■ WHAT TO DO: Set the listing down unchanged, minus every embedded image.

--------

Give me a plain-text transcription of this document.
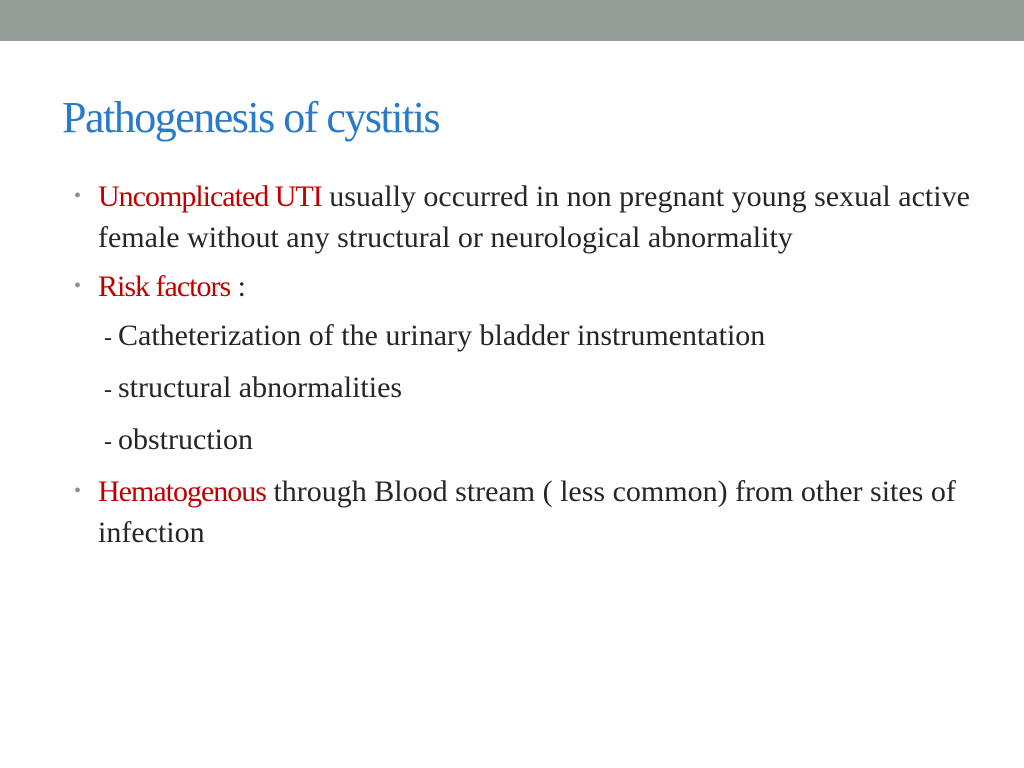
Pathogenesis of cystitis
• Uncomplicated UTI usually occurred in non pregnant young sexual active female without any structural or neurological abnormality
• Risk factors :
- Catheterization of the urinary bladder instrumentation
- structural abnormalities
- obstruction
• Hematogenous through Blood stream ( less common) from other sites of infection
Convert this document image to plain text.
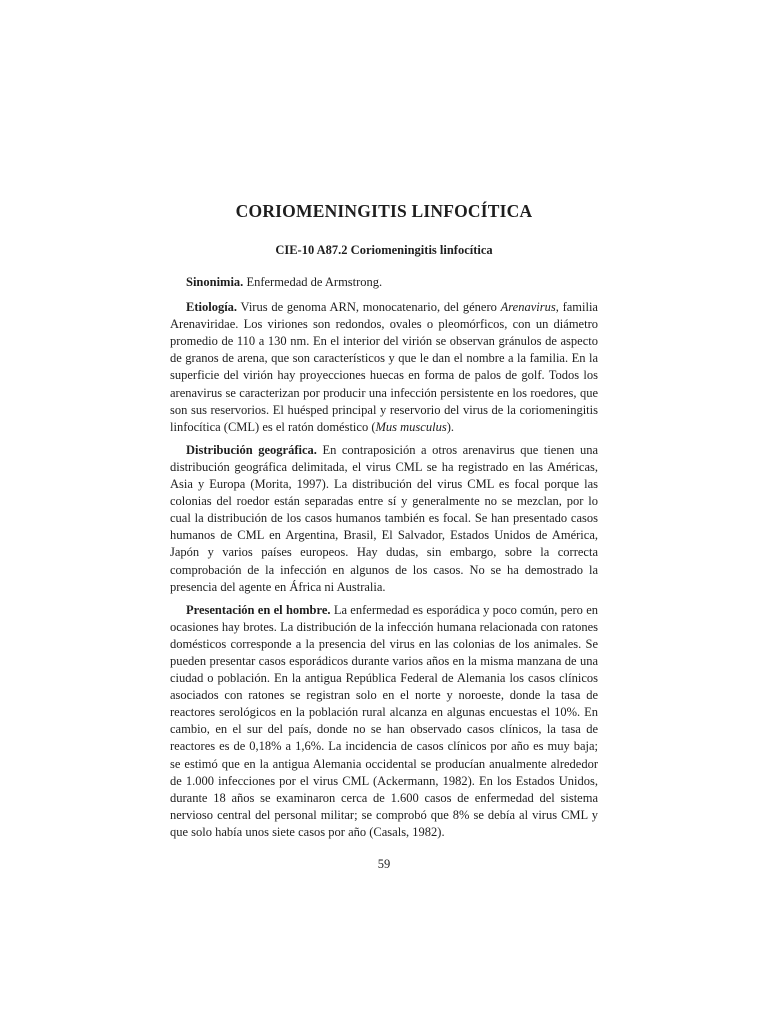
CORIOMENINGITIS LINFOCÍTICA
CIE-10 A87.2 Coriomeningitis linfocítica

Sinonimia. Enfermedad de Armstrong.

Etiología. Virus de genoma ARN, monocatenario, del género Arenavirus, familia Arenaviridae. Los viriones son redondos, ovales o pleomórficos, con un diámetro promedio de 110 a 130 nm. En el interior del virión se observan gránulos de aspecto de granos de arena, que son característicos y que le dan el nombre a la familia. En la superficie del virión hay proyecciones huecas en forma de palos de golf. Todos los arenavirus se caracterizan por producir una infección persistente en los roedores, que son sus reservorios. El huésped principal y reservorio del virus de la coriomeningitis linfocítica (CML) es el ratón doméstico (Mus musculus).

Distribución geográfica. En contraposición a otros arenavirus que tienen una distribución geográfica delimitada, el virus CML se ha registrado en las Américas, Asia y Europa (Morita, 1997). La distribución del virus CML es focal porque las colonias del roedor están separadas entre sí y generalmente no se mezclan, por lo cual la distribución de los casos humanos también es focal. Se han presentado casos humanos de CML en Argentina, Brasil, El Salvador, Estados Unidos de América, Japón y varios países europeos. Hay dudas, sin embargo, sobre la correcta comprobación de la infección en algunos de los casos. No se ha demostrado la presencia del agente en África ni Australia.

Presentación en el hombre. La enfermedad es esporádica y poco común, pero en ocasiones hay brotes. La distribución de la infección humana relacionada con ratones domésticos corresponde a la presencia del virus en las colonias de los animales. Se pueden presentar casos esporádicos durante varios años en la misma manzana de una ciudad o población. En la antigua República Federal de Alemania los casos clínicos asociados con ratones se registran solo en el norte y noroeste, donde la tasa de reactores serológicos en la población rural alcanza en algunas encuestas el 10%. En cambio, en el sur del país, donde no se han observado casos clínicos, la tasa de reactores es de 0,18% a 1,6%. La incidencia de casos clínicos por año es muy baja; se estimó que en la antigua Alemania occidental se producían anualmente alrededor de 1.000 infecciones por el virus CML (Ackermann, 1982). En los Estados Unidos, durante 18 años se examinaron cerca de 1.600 casos de enfermedad del sistema nervioso central del personal militar; se comprobó que 8% se debía al virus CML y que solo había unos siete casos por año (Casals, 1982).

59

--------

■ TASK RESULT:
Give me a plain-text transcription of this document.
Pathogenesis of cystitis
• Uncomplicated UTI usually occurred in non pregnant young sexual active female without any structural or neurological abnormality
• Risk factors :
- Catheterization of the urinary bladder instrumentation
- structural abnormalities
- obstruction
• Hematogenous through Blood stream ( less common) from other sites of infection
Convert this document image to plain text.
CORIOMENINGITIS LINFOCÍTICA
CIE-10 A87.2 Coriomeningitis linfocítica

Sinonimia. Enfermedad de Armstrong.

Etiología. Virus de genoma ARN, monocatenario, del género Arenavirus, familia Arenaviridae. Los viriones son redondos, ovales o pleomórficos, con un diámetro promedio de 110 a 130 nm. En el interior del virión se observan gránulos de aspecto de granos de arena, que son característicos y que le dan el nombre a la familia. En la superficie del virión hay proyecciones huecas en forma de palos de golf. Todos los arenavirus se caracterizan por producir una infección persistente en los roedores, que son sus reservorios. El huésped principal y reservorio del virus de la coriomeningitis linfocítica (CML) es el ratón doméstico (Mus musculus).

Distribución geográfica. En contraposición a otros arenavirus que tienen una distribución geográfica delimitada, el virus CML se ha registrado en las Américas, Asia y Europa (Morita, 1997). La distribución del virus CML es focal porque las colonias del roedor están separadas entre sí y generalmente no se mezclan, por lo cual la distribución de los casos humanos también es focal. Se han presentado casos humanos de CML en Argentina, Brasil, El Salvador, Estados Unidos de América, Japón y varios países europeos. Hay dudas, sin embargo, sobre la correcta comprobación de la infección en algunos de los casos. No se ha demostrado la presencia del agente en África ni Australia.

Presentación en el hombre. La enfermedad es esporádica y poco común, pero en ocasiones hay brotes. La distribución de la infección humana relacionada con ratones domésticos corresponde a la presencia del virus en las colonias de los animales. Se pueden presentar casos esporádicos durante varios años en la misma manzana de una ciudad o población. En la antigua República Federal de Alemania los casos clínicos asociados con ratones se registran solo en el norte y noroeste, donde la tasa de reactores serológicos en la población rural alcanza en algunas encuestas el 10%. En cambio, en el sur del país, donde no se han observado casos clínicos, la tasa de reactores es de 0,18% a 1,6%. La incidencia de casos clínicos por año es muy baja; se estimó que en la antigua Alemania occidental se producían anualmente alrededor de 1.000 infecciones por el virus CML (Ackermann, 1982). En los Estados Unidos, durante 18 años se examinaron cerca de 1.600 casos de enfermedad del sistema nervioso central del personal militar; se comprobó que 8% se debía al virus CML y que solo había unos siete casos por año (Casals, 1982).

59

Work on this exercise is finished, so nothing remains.